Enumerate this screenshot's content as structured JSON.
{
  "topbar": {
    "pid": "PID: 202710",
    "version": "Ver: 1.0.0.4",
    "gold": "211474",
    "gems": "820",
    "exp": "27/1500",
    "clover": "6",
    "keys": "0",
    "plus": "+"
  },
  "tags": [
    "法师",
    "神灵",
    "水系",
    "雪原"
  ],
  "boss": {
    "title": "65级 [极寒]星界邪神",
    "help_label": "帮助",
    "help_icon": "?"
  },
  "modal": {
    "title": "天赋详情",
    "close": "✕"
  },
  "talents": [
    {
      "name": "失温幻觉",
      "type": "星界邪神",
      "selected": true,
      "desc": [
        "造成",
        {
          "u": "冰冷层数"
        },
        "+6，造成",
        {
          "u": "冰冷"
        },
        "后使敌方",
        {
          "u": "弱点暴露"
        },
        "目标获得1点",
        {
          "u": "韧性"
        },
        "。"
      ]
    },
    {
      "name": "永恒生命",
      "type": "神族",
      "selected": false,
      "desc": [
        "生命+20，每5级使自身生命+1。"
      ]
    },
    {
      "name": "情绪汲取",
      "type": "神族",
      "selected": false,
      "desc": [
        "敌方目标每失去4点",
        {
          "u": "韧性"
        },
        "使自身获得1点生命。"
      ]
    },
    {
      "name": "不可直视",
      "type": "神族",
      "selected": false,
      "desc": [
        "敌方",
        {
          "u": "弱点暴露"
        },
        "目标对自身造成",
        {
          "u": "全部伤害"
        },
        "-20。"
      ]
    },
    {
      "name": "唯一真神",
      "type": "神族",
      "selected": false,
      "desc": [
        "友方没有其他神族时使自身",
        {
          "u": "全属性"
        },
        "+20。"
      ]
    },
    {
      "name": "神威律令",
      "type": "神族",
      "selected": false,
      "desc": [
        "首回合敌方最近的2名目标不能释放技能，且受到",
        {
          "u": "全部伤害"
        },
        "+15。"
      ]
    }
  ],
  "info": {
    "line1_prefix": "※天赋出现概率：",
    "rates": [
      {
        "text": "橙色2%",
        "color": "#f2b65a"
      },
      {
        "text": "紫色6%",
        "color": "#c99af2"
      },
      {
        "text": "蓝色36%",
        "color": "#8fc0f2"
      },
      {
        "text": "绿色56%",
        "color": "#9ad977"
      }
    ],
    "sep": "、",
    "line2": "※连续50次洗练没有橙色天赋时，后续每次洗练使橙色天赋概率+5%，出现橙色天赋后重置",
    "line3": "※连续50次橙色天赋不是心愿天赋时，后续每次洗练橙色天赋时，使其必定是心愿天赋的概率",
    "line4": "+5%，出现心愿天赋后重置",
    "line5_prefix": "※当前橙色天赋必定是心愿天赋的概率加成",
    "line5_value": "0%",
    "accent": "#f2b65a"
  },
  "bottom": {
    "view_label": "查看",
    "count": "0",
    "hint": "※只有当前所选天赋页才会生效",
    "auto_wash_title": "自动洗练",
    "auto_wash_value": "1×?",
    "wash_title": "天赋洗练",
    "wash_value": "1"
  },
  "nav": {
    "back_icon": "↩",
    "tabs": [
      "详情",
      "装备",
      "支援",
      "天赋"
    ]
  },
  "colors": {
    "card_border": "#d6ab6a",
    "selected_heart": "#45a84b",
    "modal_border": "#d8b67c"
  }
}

_____

#### Direction
Could you transcribe the records in full, exactly?

#### Exercise answer
Enumerate this screenshot's content as structured JSON.
{
  "topbar": {
    "pid": "PID: 202710",
    "version": "Ver: 1.0.0.4",
    "gold": "211474",
    "gems": "820",
    "exp": "27/1500",
    "clover": "6",
    "keys": "0",
    "plus": "+"
  },
  "tags": [
    "法师",
    "神灵",
    "水系",
    "雪原"
  ],
  "boss": {
    "title": "65级 [极寒]星界邪神",
    "help_label": "帮助",
    "help_icon": "?"
  },
  "modal": {
    "title": "天赋详情",
    "close": "✕"
  },
  "talents": [
    {
      "name": "失温幻觉",
      "type": "星界邪神",
      "selected": true,
      "desc": [
        "造成",
        {
          "u": "冰冷层数"
        },
        "+6，造成",
        {
          "u": "冰冷"
        },
        "后使敌方",
        {
          "u": "弱点暴露"
        },
        "目标获得1点",
        {
          "u": "韧性"
        },
        "。"
      ]
    },
    {
      "name": "永恒生命",
      "type": "神族",
      "selected": false,
      "desc": [
        "生命+20，每5级使自身生命+1。"
      ]
    },
    {
      "name": "情绪汲取",
      "type": "神族",
      "selected": false,
      "desc": [
        "敌方目标每失去4点",
        {
          "u": "韧性"
        },
        "使自身获得1点生命。"
      ]
    },
    {
      "name": "不可直视",
      "type": "神族",
      "selected": false,
      "desc": [
        "敌方",
        {
          "u": "弱点暴露"
        },
        "目标对自身造成",
        {
          "u": "全部伤害"
        },
        "-20。"
      ]
    },
    {
      "name": "唯一真神",
      "type": "神族",
      "selected": false,
      "desc": [
        "友方没有其他神族时使自身",
        {
          "u": "全属性"
        },
        "+20。"
      ]
    },
    {
      "name": "神威律令",
      "type": "神族",
      "selected": false,
      "desc": [
        "首回合敌方最近的2名目标不能释放技能，且受到",
        {
          "u": "全部伤害"
        },
        "+15。"
      ]
    }
  ],
  "info": {
    "line1_prefix": "※天赋出现概率：",
    "rates": [
      {
        "text": "橙色2%",
        "color": "#f2b65a"
      },
      {
        "text": "紫色6%",
        "color": "#c99af2"
      },
      {
        "text": "蓝色36%",
        "color": "#8fc0f2"
      },
      {
        "text": "绿色56%",
        "color": "#9ad977"
      }
    ],
    "sep": "、",
    "line2": "※连续50次洗练没有橙色天赋时，后续每次洗练使橙色天赋概率+5%，出现橙色天赋后重置",
    "line3": "※连续50次橙色天赋不是心愿天赋时，后续每次洗练橙色天赋时，使其必定是心愿天赋的概率",
    "line4": "+5%，出现心愿天赋后重置",
    "line5_prefix": "※当前橙色天赋必定是心愿天赋的概率加成",
    "line5_value": "0%",
    "accent": "#f2b65a"
  },
  "bottom": {
    "view_label": "查看",
    "count": "0",
    "hint": "※只有当前所选天赋页才会生效",
    "auto_wash_title": "自动洗练",
    "auto_wash_value": "1×?",
    "wash_title": "天赋洗练",
    "wash_value": "1"
  },
  "nav": {
    "back_icon": "↩",
    "tabs": [
      "详情",
      "装备",
      "支援",
      "天赋"
    ]
  },
  "colors": {
    "card_border": "#d6ab6a",
    "selected_heart": "#45a84b",
    "modal_border": "#d8b67c"
  }
}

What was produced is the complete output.